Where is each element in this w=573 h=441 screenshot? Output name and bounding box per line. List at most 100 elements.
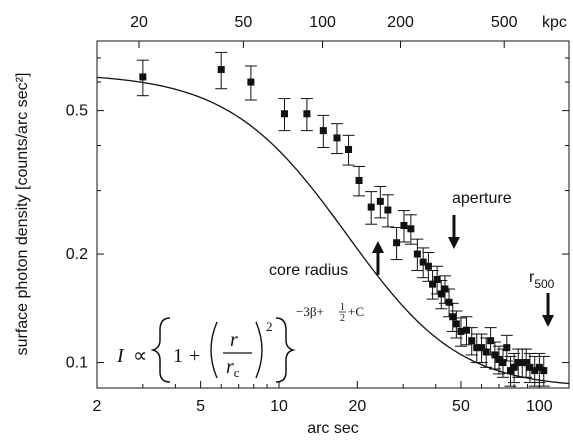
core-radius-annotation: core radius [269, 241, 384, 279]
data-point [531, 367, 539, 375]
beta-model-curve [96, 76, 570, 385]
y-tick-label: 0.2 [66, 246, 88, 263]
formula-right-brace [275, 317, 296, 383]
y-tick-label: 0.1 [66, 355, 88, 372]
data-point [518, 359, 526, 367]
aperture-label: aperture [452, 190, 512, 207]
data-point [355, 176, 363, 184]
data-point [507, 367, 515, 375]
r500-label: r500 [529, 269, 555, 291]
aperture-annotation: aperture [447, 190, 512, 249]
formula-plus: + [189, 345, 200, 367]
data-point [413, 250, 421, 258]
beta-model-formula: I ∝ 1 + r rc 2 −3β+ 1 2 +C [116, 302, 364, 383]
data-point [495, 355, 503, 363]
top-tick-label: 50 [234, 14, 252, 31]
top-tick-label: 100 [309, 14, 336, 31]
data-point [452, 320, 460, 328]
x-tick-labels: 2 5 10 20 50 100 [93, 398, 553, 415]
core-arrow-head [371, 241, 384, 253]
top-tick-label: 200 [387, 14, 414, 31]
data-point [424, 262, 432, 270]
formula-left-paren [210, 321, 218, 379]
formula-right-paren [255, 321, 263, 379]
formula-exponent-part1: −3β+ [296, 304, 324, 319]
formula-lhs: I [116, 345, 125, 367]
formula-denominator: rc [226, 356, 240, 380]
aperture-arrow [447, 215, 460, 249]
data-point [319, 127, 327, 135]
formula-one: 1 [173, 345, 183, 367]
data-point [468, 337, 476, 345]
data-point [514, 359, 522, 367]
data-point [437, 290, 445, 298]
formula-exponent-part2: +C [348, 304, 364, 319]
r500-subscript: 500 [534, 277, 554, 291]
data-point [462, 326, 470, 334]
r500-arrow-head [542, 315, 555, 327]
data-point [535, 363, 543, 371]
x-tick-label: 5 [196, 398, 205, 415]
data-point [457, 327, 465, 335]
formula-numerator: r [230, 329, 238, 351]
formula-square: 2 [266, 319, 273, 334]
data-point [499, 359, 507, 367]
data-point [345, 146, 353, 154]
y-tick-labels: 0.1 0.2 0.5 [66, 103, 88, 372]
data-point [217, 66, 225, 74]
formula-denominator-sub: c [234, 365, 240, 380]
x-tick-label: 10 [270, 398, 288, 415]
data-point [407, 225, 415, 233]
data-point [247, 78, 255, 86]
formula-denominator-r: r [226, 356, 234, 378]
x-tick-label: 2 [93, 398, 102, 415]
data-point [540, 367, 548, 375]
data-point [503, 344, 511, 352]
x-tick-label: 100 [526, 398, 553, 415]
top-axis-tick-labels: 20 50 100 200 500 [130, 14, 518, 31]
data-point [445, 298, 453, 306]
data-point [522, 359, 530, 367]
top-tick-label: 20 [130, 14, 148, 31]
top-tick-label: 500 [491, 14, 518, 31]
data-point [400, 222, 408, 230]
data-point [333, 134, 341, 142]
r500-arrow [542, 293, 555, 327]
core-radius-arrow [371, 241, 384, 275]
formula-exponent-half-den: 2 [340, 313, 345, 324]
x-tick-label: 50 [452, 398, 470, 415]
data-point [510, 363, 518, 371]
data-point [376, 197, 384, 205]
r500-main: r [529, 269, 535, 286]
data-point [487, 337, 495, 345]
x-axis-title: arc sec [307, 420, 359, 437]
data-point [429, 280, 437, 288]
x-tick-label: 20 [348, 398, 366, 415]
data-point [303, 110, 311, 118]
data-point [482, 348, 490, 356]
data-point [139, 73, 147, 81]
data-points [136, 51, 550, 387]
data-point [419, 258, 427, 266]
data-point [478, 344, 486, 352]
data-point [526, 363, 534, 371]
data-point [384, 206, 392, 214]
data-point [491, 351, 499, 359]
formula-proportional: ∝ [133, 345, 147, 367]
formula-exponent-half-num: 1 [340, 302, 345, 313]
axis-ticks [96, 41, 569, 388]
r500-annotation: r500 [529, 269, 555, 327]
aperture-arrow-head [447, 237, 460, 249]
formula-left-brace [150, 317, 171, 383]
top-axis-label: kpc [542, 14, 567, 31]
core-radius-label: core radius [269, 262, 348, 279]
y-tick-label: 0.5 [66, 103, 88, 120]
y-axis-title: surface photon density [counts/arc sec²] [14, 73, 31, 356]
plot-frame [96, 40, 570, 389]
data-point [449, 313, 457, 321]
data-point [433, 275, 441, 283]
data-point [473, 344, 481, 352]
data-point [367, 203, 375, 211]
data-point [280, 110, 288, 118]
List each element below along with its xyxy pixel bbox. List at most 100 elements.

******

→ **The request**:
Copy out the items between the lines holding "core-radius-annotation: core radius" and "r500-label: r500 [529, 269, 555, 291]", inclusive, without changing anything.

→ **Solution for this problem**:
core-radius-annotation: core radius [269, 241, 384, 279]
data-point [531, 367, 539, 375]
beta-model-curve [96, 76, 570, 385]
y-tick-label: 0.2 [66, 246, 88, 263]
formula-right-brace [275, 317, 296, 383]
y-tick-label: 0.1 [66, 355, 88, 372]
data-point [518, 359, 526, 367]
aperture-label: aperture [452, 190, 512, 207]
data-point [355, 176, 363, 184]
data-point [507, 367, 515, 375]
r500-label: r500 [529, 269, 555, 291]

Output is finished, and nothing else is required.